Data entries
════════════════════
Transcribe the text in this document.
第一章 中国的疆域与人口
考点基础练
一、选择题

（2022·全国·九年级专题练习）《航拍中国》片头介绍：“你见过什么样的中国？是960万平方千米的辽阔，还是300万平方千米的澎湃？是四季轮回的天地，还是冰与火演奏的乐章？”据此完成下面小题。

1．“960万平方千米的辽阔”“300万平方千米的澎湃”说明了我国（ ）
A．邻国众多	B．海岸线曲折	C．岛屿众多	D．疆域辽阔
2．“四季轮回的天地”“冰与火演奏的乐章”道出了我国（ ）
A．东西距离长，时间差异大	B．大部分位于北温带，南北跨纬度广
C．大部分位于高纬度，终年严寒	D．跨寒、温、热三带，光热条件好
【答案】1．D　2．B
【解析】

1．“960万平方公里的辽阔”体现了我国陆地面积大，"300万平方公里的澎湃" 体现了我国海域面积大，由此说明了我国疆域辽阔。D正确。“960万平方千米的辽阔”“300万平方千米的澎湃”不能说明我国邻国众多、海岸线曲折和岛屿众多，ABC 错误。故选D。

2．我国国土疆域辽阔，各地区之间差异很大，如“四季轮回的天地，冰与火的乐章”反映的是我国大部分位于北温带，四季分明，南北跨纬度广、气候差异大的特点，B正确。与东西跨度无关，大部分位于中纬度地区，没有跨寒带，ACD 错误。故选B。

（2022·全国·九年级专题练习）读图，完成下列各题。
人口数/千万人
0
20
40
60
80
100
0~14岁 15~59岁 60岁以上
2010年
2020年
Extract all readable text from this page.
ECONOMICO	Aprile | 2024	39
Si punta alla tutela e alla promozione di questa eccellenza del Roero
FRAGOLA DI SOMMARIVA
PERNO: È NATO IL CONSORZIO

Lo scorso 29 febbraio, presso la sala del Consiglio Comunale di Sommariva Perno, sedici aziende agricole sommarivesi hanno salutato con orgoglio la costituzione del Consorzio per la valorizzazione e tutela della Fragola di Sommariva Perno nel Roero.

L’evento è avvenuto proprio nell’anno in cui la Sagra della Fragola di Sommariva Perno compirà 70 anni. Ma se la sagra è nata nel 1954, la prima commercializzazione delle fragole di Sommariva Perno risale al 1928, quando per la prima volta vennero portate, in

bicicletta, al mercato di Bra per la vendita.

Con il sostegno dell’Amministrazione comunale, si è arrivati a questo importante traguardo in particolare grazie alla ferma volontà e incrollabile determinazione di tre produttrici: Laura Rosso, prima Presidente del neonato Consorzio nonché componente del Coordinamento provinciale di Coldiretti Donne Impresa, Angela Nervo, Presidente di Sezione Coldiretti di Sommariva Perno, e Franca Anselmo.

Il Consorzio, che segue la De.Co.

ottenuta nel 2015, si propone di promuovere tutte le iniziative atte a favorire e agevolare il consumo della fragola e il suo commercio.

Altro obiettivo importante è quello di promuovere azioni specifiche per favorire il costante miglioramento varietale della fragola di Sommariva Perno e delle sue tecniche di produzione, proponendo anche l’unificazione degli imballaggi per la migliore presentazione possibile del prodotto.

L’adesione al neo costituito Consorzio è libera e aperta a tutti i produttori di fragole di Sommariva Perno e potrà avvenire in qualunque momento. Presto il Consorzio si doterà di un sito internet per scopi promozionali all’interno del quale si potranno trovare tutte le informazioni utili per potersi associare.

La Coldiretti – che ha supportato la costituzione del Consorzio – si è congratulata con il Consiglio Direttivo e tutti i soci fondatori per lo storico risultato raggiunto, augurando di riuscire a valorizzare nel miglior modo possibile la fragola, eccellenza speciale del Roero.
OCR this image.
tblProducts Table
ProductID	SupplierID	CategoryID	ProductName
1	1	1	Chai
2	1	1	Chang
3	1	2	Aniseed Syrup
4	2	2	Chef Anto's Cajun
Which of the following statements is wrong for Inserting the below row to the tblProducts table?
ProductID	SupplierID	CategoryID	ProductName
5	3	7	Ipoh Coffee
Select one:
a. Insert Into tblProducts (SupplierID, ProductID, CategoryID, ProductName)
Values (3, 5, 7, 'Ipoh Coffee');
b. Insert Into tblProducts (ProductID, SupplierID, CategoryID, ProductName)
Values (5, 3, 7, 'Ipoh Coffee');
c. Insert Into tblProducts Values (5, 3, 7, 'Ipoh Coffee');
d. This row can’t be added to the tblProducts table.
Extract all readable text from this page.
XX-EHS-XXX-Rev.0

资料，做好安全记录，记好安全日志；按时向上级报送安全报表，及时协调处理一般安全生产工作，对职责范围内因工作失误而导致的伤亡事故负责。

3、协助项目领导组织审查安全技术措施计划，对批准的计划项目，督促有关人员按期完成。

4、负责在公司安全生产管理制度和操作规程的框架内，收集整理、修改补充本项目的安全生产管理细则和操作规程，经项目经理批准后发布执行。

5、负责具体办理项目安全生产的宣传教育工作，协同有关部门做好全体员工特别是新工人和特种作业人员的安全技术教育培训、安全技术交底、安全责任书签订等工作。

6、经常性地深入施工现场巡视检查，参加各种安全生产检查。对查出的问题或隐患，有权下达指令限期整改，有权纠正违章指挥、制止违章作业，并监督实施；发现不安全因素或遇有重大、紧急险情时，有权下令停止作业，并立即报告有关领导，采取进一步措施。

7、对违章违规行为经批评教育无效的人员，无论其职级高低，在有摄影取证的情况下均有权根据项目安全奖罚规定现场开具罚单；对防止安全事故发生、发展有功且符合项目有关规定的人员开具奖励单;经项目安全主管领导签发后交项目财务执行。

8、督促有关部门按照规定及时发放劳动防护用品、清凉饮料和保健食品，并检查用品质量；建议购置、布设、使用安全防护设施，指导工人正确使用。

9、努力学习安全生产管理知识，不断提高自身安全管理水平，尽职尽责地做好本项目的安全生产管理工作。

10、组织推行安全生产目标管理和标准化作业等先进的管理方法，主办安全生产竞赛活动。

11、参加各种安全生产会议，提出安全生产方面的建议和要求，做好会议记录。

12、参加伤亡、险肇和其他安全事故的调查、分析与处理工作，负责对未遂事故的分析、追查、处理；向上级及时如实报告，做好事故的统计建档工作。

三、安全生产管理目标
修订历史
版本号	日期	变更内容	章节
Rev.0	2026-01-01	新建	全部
════════════════════
Take every line from the data above that holds "Into" and copy it out.

- Output for this task:
a. Insert Into tblProducts (SupplierID, ProductID, CategoryID, ProductName)
b. Insert Into tblProducts (ProductID, SupplierID, CategoryID, ProductName)
c. Insert Into tblProducts Values (5, 3, 7, 'Ipoh Coffee');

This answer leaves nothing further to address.